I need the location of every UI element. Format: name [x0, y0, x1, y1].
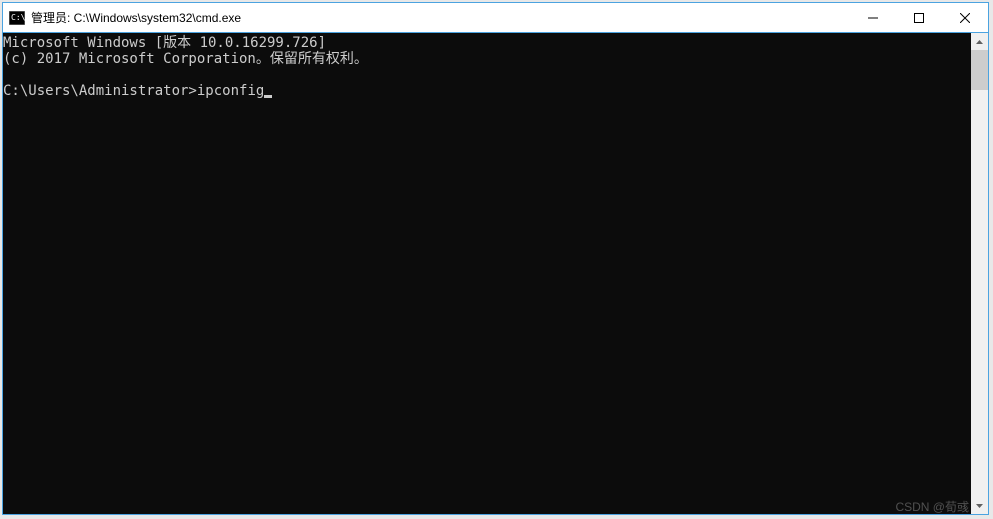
- cmd-window: C:\ 管理员: C:\Windows\system32\cmd.exe Mic…: [2, 2, 989, 515]
- cmd-icon: C:\: [9, 11, 25, 25]
- output-line: (c) 2017 Microsoft Corporation。保留所有权利。: [3, 51, 971, 67]
- vertical-scrollbar[interactable]: [971, 33, 988, 514]
- minimize-button[interactable]: [850, 3, 896, 32]
- maximize-button[interactable]: [896, 3, 942, 32]
- close-button[interactable]: [942, 3, 988, 32]
- prompt-text: C:\Users\Administrator>: [3, 83, 197, 99]
- titlebar[interactable]: C:\ 管理员: C:\Windows\system32\cmd.exe: [3, 3, 988, 33]
- output-line: [3, 67, 971, 83]
- scroll-up-arrow[interactable]: [971, 33, 988, 50]
- prompt-line: C:\Users\Administrator>ipconfig: [3, 83, 971, 99]
- command-text: ipconfig: [197, 83, 264, 99]
- output-line: Microsoft Windows [版本 10.0.16299.726]: [3, 35, 971, 51]
- terminal-output[interactable]: Microsoft Windows [版本 10.0.16299.726](c)…: [3, 33, 971, 514]
- watermark: CSDN @荀彧: [895, 498, 969, 515]
- window-controls: [850, 3, 988, 32]
- cursor: [264, 95, 272, 98]
- scroll-thumb[interactable]: [971, 50, 988, 90]
- window-title: 管理员: C:\Windows\system32\cmd.exe: [31, 9, 850, 26]
- scroll-down-arrow[interactable]: [971, 497, 988, 514]
- scroll-track[interactable]: [971, 50, 988, 497]
- svg-text:C:\: C:\: [11, 13, 25, 22]
- terminal-area: Microsoft Windows [版本 10.0.16299.726](c)…: [3, 33, 988, 514]
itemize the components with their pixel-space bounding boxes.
____________
• _EXERCISE DETAILS_
Retype the lines of data above, from the line with "- cmd-window: C:\" to the line with "- watermark: CSDN @荀彧: [895, 498, 969, 515]", with both of those lines included, reproducing each one character for character.

• _EXPECTED ANSWER_
- cmd-window: C:\ 管理员: C:\Windows\system32\cmd.exe Mic…: [2, 2, 989, 515]
- cmd-icon: C:\: [9, 11, 25, 25]
- output-line: (c) 2017 Microsoft Corporation。保留所有权利。: [3, 51, 971, 67]
- vertical-scrollbar[interactable]: [971, 33, 988, 514]
- minimize-button[interactable]: [850, 3, 896, 32]
- maximize-button[interactable]: [896, 3, 942, 32]
- close-button[interactable]: [942, 3, 988, 32]
- prompt-text: C:\Users\Administrator>: [3, 83, 197, 99]
- titlebar[interactable]: C:\ 管理员: C:\Windows\system32\cmd.exe: [3, 3, 988, 33]
- output-line: [3, 67, 971, 83]
- scroll-up-arrow[interactable]: [971, 33, 988, 50]
- prompt-line: C:\Users\Administrator>ipconfig: [3, 83, 971, 99]
- command-text: ipconfig: [197, 83, 264, 99]
- output-line: Microsoft Windows [版本 10.0.16299.726]: [3, 35, 971, 51]
- terminal-output[interactable]: Microsoft Windows [版本 10.0.16299.726](c)…: [3, 33, 971, 514]
- watermark: CSDN @荀彧: [895, 498, 969, 515]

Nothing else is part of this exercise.